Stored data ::
%%

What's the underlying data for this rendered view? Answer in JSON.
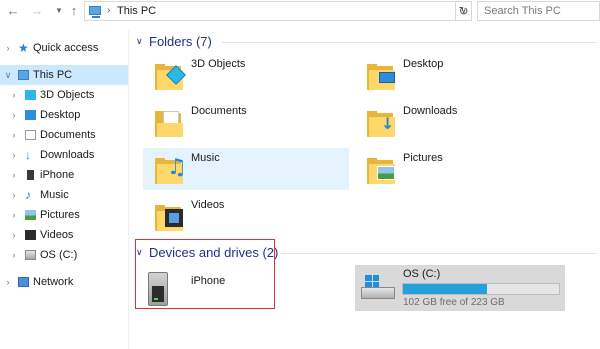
{
  "address_bar": {
    "back_icon": "arrow-left-icon",
    "forward_icon": "arrow-right-icon",
    "recent_icon": "chevron-down-icon",
    "up_icon": "arrow-up-icon",
    "crumb": "This PC",
    "search_placeholder": "Search This PC"
  },
  "sidebar": {
    "items": [
      {
        "label": "Quick access",
        "icon": "star-icon"
      },
      {
        "label": "This PC",
        "icon": "computer-icon"
      },
      {
        "label": "3D Objects",
        "icon": "cube-icon"
      },
      {
        "label": "Desktop",
        "icon": "desktop-icon"
      },
      {
        "label": "Documents",
        "icon": "documents-icon"
      },
      {
        "label": "Downloads",
        "icon": "download-icon"
      },
      {
        "label": "iPhone",
        "icon": "phone-device-icon"
      },
      {
        "label": "Music",
        "icon": "music-icon"
      },
      {
        "label": "Pictures",
        "icon": "pictures-icon"
      },
      {
        "label": "Videos",
        "icon": "video-icon"
      },
      {
        "label": "OS (C:)",
        "icon": "drive-icon"
      },
      {
        "label": "Network",
        "icon": "network-icon"
      }
    ]
  },
  "folders_group": {
    "title": "Folders (7)",
    "items": [
      {
        "label": "3D Objects"
      },
      {
        "label": "Desktop"
      },
      {
        "label": "Documents"
      },
      {
        "label": "Downloads"
      },
      {
        "label": "Music"
      },
      {
        "label": "Pictures"
      },
      {
        "label": "Videos"
      }
    ]
  },
  "devices_group": {
    "title": "Devices and drives (2)",
    "iphone_label": "iPhone",
    "drive": {
      "name": "OS (C:)",
      "free_text": "102 GB free of 223 GB",
      "used_fraction": 0.54
    }
  },
  "colors": {
    "accent": "#1e3287",
    "selection": "#cce8ff",
    "highlight_box": "#d73535",
    "drive_bar": "#26a0da"
  }
}
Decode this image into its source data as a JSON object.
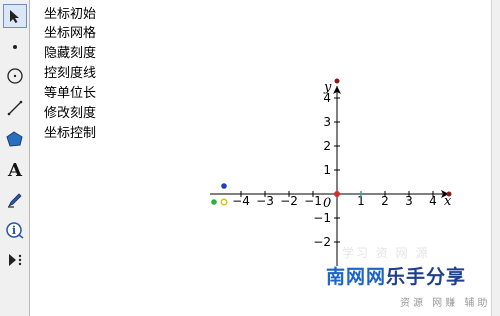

%%

Brief :: Quote the data above in full and without alteration; skip the pictures.

Task result ::
What's the underlying data for this rendered view? Answer in JSON.
{
  "address_bar": {
    "back_icon": "arrow-left-icon",
    "forward_icon": "arrow-right-icon",
    "recent_icon": "chevron-down-icon",
    "up_icon": "arrow-up-icon",
    "crumb": "This PC",
    "search_placeholder": "Search This PC"
  },
  "sidebar": {
    "items": [
      {
        "label": "Quick access",
        "icon": "star-icon"
      },
      {
        "label": "This PC",
        "icon": "computer-icon"
      },
      {
        "label": "3D Objects",
        "icon": "cube-icon"
      },
      {
        "label": "Desktop",
        "icon": "desktop-icon"
      },
      {
        "label": "Documents",
        "icon": "documents-icon"
      },
      {
        "label": "Downloads",
        "icon": "download-icon"
      },
      {
        "label": "iPhone",
        "icon": "phone-device-icon"
      },
      {
        "label": "Music",
        "icon": "music-icon"
      },
      {
        "label": "Pictures",
        "icon": "pictures-icon"
      },
      {
        "label": "Videos",
        "icon": "video-icon"
      },
      {
        "label": "OS (C:)",
        "icon": "drive-icon"
      },
      {
        "label": "Network",
        "icon": "network-icon"
      }
    ]
  },
  "folders_group": {
    "title": "Folders (7)",
    "items": [
      {
        "label": "3D Objects"
      },
      {
        "label": "Desktop"
      },
      {
        "label": "Documents"
      },
      {
        "label": "Downloads"
      },
      {
        "label": "Music"
      },
      {
        "label": "Pictures"
      },
      {
        "label": "Videos"
      }
    ]
  },
  "devices_group": {
    "title": "Devices and drives (2)",
    "iphone_label": "iPhone",
    "drive": {
      "name": "OS (C:)",
      "free_text": "102 GB free of 223 GB",
      "used_fraction": 0.54
    }
  },
  "colors": {
    "accent": "#1e3287",
    "selection": "#cce8ff",
    "highlight_box": "#d73535",
    "drive_bar": "#26a0da"
  }
}
Decode this image into its source data as a JSON object.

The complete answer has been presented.